* **Aim**:
Images are not part of the copy; write out the rest of the data exactly as given.

--- BEGIN ---

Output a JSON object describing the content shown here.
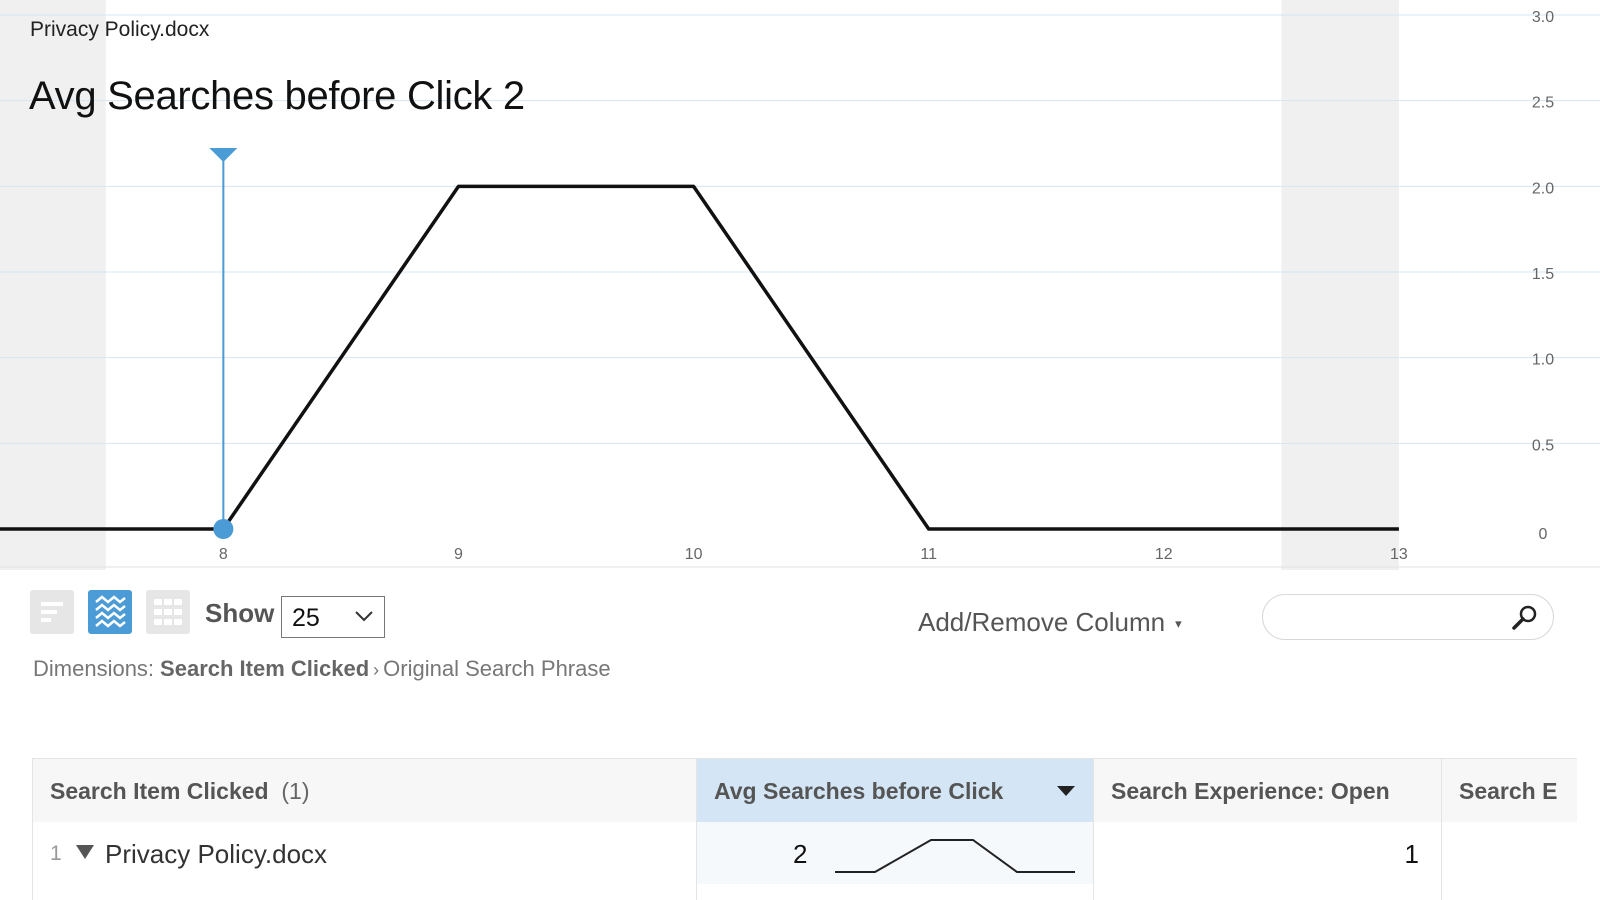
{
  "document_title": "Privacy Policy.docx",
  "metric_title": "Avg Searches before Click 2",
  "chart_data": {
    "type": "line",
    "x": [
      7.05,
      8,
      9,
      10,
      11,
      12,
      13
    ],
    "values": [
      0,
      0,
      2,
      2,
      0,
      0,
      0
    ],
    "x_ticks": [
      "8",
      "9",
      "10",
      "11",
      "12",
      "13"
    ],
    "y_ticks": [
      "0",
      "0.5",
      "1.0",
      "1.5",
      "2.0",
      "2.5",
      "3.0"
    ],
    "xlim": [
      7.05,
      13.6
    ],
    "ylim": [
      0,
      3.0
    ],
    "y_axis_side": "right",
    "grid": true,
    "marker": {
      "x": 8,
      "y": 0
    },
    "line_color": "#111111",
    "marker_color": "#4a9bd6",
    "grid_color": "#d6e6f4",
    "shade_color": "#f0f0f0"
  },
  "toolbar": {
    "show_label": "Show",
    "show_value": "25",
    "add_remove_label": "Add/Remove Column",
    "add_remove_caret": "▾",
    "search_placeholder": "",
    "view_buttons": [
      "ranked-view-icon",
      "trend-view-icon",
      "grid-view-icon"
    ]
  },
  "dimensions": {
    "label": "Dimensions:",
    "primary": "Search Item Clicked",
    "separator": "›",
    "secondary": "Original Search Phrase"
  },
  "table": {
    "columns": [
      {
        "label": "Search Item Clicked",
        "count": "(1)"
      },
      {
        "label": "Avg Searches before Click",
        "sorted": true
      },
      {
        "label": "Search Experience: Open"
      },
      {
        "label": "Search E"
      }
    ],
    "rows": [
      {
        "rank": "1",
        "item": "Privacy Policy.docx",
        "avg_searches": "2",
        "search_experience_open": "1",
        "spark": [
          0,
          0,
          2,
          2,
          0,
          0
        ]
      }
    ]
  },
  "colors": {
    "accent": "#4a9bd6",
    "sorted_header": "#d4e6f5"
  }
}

--- END ---

* **Solution to the problem**:
Output a JSON object describing the content shown here.
{
  "document_title": "Privacy Policy.docx",
  "metric_title": "Avg Searches before Click 2",
  "chart_data": {
    "type": "line",
    "x": [
      7.05,
      8,
      9,
      10,
      11,
      12,
      13
    ],
    "values": [
      0,
      0,
      2,
      2,
      0,
      0,
      0
    ],
    "x_ticks": [
      "8",
      "9",
      "10",
      "11",
      "12",
      "13"
    ],
    "y_ticks": [
      "0",
      "0.5",
      "1.0",
      "1.5",
      "2.0",
      "2.5",
      "3.0"
    ],
    "xlim": [
      7.05,
      13.6
    ],
    "ylim": [
      0,
      3.0
    ],
    "y_axis_side": "right",
    "grid": true,
    "marker": {
      "x": 8,
      "y": 0
    },
    "line_color": "#111111",
    "marker_color": "#4a9bd6",
    "grid_color": "#d6e6f4",
    "shade_color": "#f0f0f0"
  },
  "toolbar": {
    "show_label": "Show",
    "show_value": "25",
    "add_remove_label": "Add/Remove Column",
    "add_remove_caret": "▾",
    "search_placeholder": "",
    "view_buttons": [
      "ranked-view-icon",
      "trend-view-icon",
      "grid-view-icon"
    ]
  },
  "dimensions": {
    "label": "Dimensions:",
    "primary": "Search Item Clicked",
    "separator": "›",
    "secondary": "Original Search Phrase"
  },
  "table": {
    "columns": [
      {
        "label": "Search Item Clicked",
        "count": "(1)"
      },
      {
        "label": "Avg Searches before Click",
        "sorted": true
      },
      {
        "label": "Search Experience: Open"
      },
      {
        "label": "Search E"
      }
    ],
    "rows": [
      {
        "rank": "1",
        "item": "Privacy Policy.docx",
        "avg_searches": "2",
        "search_experience_open": "1",
        "spark": [
          0,
          0,
          2,
          2,
          0,
          0
        ]
      }
    ]
  },
  "colors": {
    "accent": "#4a9bd6",
    "sorted_header": "#d4e6f5"
  }
}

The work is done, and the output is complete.